Job: Could every line of the data be printed exactly as it reads?

Task input:
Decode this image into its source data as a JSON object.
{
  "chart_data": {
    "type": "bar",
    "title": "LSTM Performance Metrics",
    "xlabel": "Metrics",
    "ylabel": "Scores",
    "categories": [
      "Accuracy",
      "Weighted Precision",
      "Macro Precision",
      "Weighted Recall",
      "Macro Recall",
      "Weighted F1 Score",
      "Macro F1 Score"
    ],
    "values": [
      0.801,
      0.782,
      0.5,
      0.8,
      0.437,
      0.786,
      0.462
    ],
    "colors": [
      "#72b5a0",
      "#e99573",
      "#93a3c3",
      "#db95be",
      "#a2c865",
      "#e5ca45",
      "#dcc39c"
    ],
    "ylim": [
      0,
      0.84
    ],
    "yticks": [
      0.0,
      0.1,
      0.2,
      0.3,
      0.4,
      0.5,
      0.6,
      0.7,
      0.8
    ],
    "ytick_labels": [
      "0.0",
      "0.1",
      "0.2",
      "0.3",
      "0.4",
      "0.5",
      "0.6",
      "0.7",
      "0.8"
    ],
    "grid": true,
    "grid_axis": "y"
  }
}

The completed task:
Decode this image into its source data as a JSON object.
{
  "chart_data": {
    "type": "bar",
    "title": "LSTM Performance Metrics",
    "xlabel": "Metrics",
    "ylabel": "Scores",
    "categories": [
      "Accuracy",
      "Weighted Precision",
      "Macro Precision",
      "Weighted Recall",
      "Macro Recall",
      "Weighted F1 Score",
      "Macro F1 Score"
    ],
    "values": [
      0.801,
      0.782,
      0.5,
      0.8,
      0.437,
      0.786,
      0.462
    ],
    "colors": [
      "#72b5a0",
      "#e99573",
      "#93a3c3",
      "#db95be",
      "#a2c865",
      "#e5ca45",
      "#dcc39c"
    ],
    "ylim": [
      0,
      0.84
    ],
    "yticks": [
      0.0,
      0.1,
      0.2,
      0.3,
      0.4,
      0.5,
      0.6,
      0.7,
      0.8
    ],
    "ytick_labels": [
      "0.0",
      "0.1",
      "0.2",
      "0.3",
      "0.4",
      "0.5",
      "0.6",
      "0.7",
      "0.8"
    ],
    "grid": true,
    "grid_axis": "y"
  }
}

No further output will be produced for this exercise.